-- Set exercise --
Select and reproduce each line of the listing below that bears the string "using".

Data excerpts
——
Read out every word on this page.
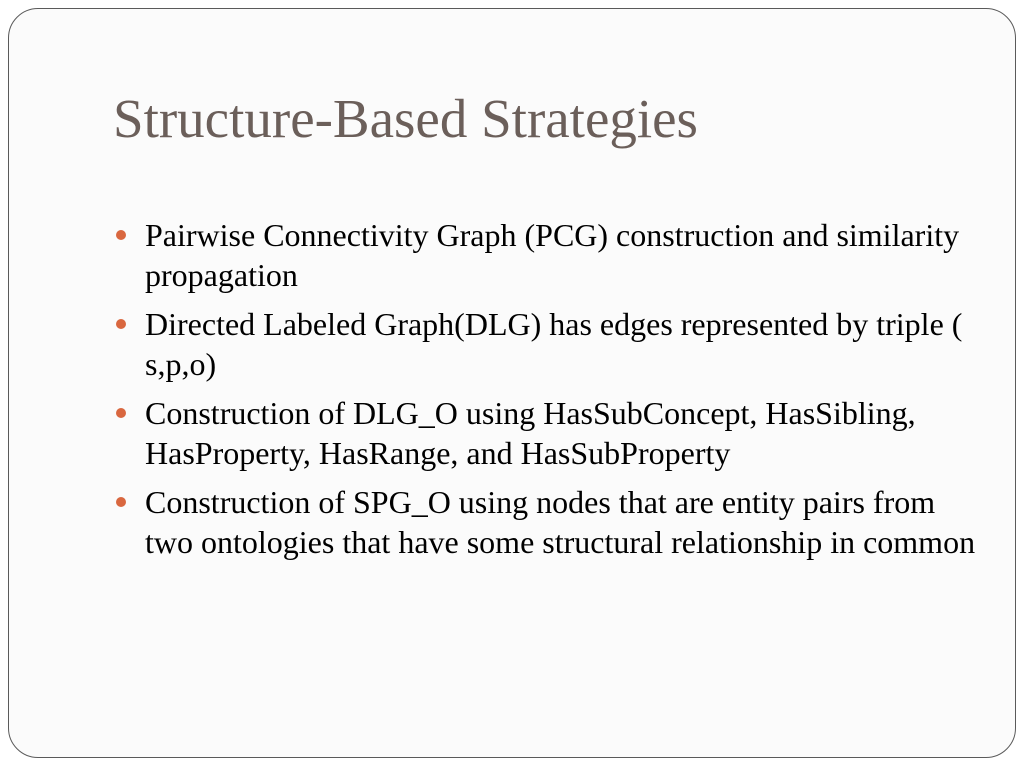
Structure-Based Strategies
Pairwise Connectivity Graph (PCG) construction and similarity propagation
Directed Labeled Graph(DLG) has edges represented by triple ( s,p,o)
Construction of DLG_O using HasSubConcept, HasSibling, HasProperty, HasRange, and HasSubProperty
Construction of SPG_O using nodes that are entity pairs from two ontologies that have some structural relationship in common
——
-- Task answer --
Construction of DLG_O using HasSubConcept, HasSibling, HasProperty, HasRange, and HasSubProperty
Construction of SPG_O using nodes that are entity pairs from two ontologies that have some structural relationship in common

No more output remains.